[Dataset records]
------------------------
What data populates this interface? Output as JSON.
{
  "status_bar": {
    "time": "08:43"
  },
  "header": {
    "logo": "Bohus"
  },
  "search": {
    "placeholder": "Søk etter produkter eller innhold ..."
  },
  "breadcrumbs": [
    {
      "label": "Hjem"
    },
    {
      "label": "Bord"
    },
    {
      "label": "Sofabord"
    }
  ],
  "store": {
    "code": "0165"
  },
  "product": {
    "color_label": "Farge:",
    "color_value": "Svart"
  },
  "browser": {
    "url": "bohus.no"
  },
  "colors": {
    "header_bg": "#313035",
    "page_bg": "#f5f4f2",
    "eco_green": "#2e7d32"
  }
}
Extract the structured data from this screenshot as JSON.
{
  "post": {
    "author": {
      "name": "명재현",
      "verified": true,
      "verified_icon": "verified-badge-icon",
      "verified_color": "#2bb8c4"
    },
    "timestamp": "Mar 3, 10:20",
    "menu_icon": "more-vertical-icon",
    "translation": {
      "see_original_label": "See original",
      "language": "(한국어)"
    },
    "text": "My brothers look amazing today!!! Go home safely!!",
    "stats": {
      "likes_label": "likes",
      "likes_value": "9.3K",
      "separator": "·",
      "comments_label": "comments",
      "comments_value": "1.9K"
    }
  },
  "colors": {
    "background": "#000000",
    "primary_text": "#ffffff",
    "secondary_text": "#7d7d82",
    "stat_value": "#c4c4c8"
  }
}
------------------------
Set problem:
Extract every record and return it verbatim.

The solution:
What data populates this interface? Output as JSON.
{
  "status_bar": {
    "time": "08:43"
  },
  "header": {
    "logo": "Bohus"
  },
  "search": {
    "placeholder": "Søk etter produkter eller innhold ..."
  },
  "breadcrumbs": [
    {
      "label": "Hjem"
    },
    {
      "label": "Bord"
    },
    {
      "label": "Sofabord"
    }
  ],
  "store": {
    "code": "0165"
  },
  "product": {
    "color_label": "Farge:",
    "color_value": "Svart"
  },
  "browser": {
    "url": "bohus.no"
  },
  "colors": {
    "header_bg": "#313035",
    "page_bg": "#f5f4f2",
    "eco_green": "#2e7d32"
  }
}
Extract the structured data from this screenshot as JSON.
{
  "post": {
    "author": {
      "name": "명재현",
      "verified": true,
      "verified_icon": "verified-badge-icon",
      "verified_color": "#2bb8c4"
    },
    "timestamp": "Mar 3, 10:20",
    "menu_icon": "more-vertical-icon",
    "translation": {
      "see_original_label": "See original",
      "language": "(한국어)"
    },
    "text": "My brothers look amazing today!!! Go home safely!!",
    "stats": {
      "likes_label": "likes",
      "likes_value": "9.3K",
      "separator": "·",
      "comments_label": "comments",
      "comments_value": "1.9K"
    }
  },
  "colors": {
    "background": "#000000",
    "primary_text": "#ffffff",
    "secondary_text": "#7d7d82",
    "stat_value": "#c4c4c8"
  }
}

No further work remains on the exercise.